==== Material shown

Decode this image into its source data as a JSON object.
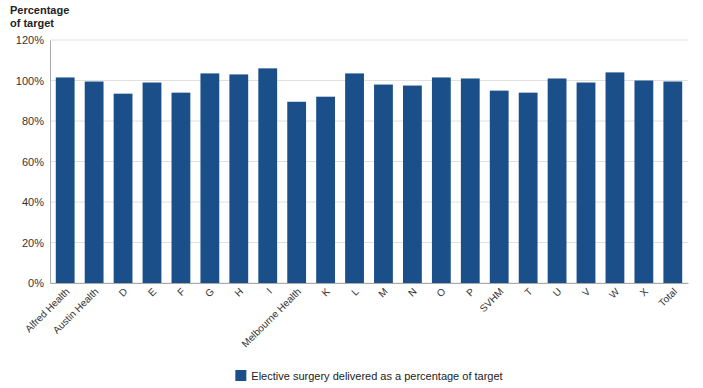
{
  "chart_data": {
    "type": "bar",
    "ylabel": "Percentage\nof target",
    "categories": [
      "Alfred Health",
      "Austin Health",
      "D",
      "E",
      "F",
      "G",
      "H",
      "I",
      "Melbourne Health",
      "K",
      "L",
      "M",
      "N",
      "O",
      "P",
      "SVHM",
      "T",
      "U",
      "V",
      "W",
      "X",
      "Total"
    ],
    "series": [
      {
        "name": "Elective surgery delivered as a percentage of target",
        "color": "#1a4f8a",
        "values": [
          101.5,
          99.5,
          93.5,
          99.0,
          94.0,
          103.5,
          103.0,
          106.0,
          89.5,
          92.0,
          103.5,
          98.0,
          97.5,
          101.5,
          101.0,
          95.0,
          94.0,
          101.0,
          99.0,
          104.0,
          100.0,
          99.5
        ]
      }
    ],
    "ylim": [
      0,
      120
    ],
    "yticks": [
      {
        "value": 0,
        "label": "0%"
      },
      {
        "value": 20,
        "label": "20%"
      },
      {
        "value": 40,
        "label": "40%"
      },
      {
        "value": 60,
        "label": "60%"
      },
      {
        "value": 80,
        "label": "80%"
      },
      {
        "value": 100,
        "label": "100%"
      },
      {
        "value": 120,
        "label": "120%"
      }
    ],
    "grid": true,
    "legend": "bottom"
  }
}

========
==== Material shown

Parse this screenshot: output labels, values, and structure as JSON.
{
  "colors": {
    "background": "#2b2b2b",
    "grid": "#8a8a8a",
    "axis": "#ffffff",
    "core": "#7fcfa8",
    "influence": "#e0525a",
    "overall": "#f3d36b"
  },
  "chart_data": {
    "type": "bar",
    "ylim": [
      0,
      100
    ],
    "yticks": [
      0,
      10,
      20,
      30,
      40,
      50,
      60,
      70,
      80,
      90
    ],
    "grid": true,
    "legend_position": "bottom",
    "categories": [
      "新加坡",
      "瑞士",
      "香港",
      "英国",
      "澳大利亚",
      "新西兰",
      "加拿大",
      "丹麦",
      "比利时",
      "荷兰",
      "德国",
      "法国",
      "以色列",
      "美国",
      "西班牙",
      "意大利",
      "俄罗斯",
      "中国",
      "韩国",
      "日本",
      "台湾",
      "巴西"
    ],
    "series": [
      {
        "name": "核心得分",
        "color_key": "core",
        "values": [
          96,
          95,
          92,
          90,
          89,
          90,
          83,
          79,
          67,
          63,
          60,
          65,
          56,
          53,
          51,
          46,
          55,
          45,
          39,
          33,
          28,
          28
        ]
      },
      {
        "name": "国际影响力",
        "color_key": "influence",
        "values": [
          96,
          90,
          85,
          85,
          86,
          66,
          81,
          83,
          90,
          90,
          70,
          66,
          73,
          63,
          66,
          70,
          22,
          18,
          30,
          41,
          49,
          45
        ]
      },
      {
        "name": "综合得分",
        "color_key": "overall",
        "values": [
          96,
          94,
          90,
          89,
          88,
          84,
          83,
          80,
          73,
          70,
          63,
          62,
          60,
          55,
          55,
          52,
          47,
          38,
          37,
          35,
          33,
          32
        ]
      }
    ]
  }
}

========

▶ What is asked
Every line above that contains the word "bottom" should be reported.

▶ Solution to this exercise
    "legend": "bottom"
    "legend_position": "bottom",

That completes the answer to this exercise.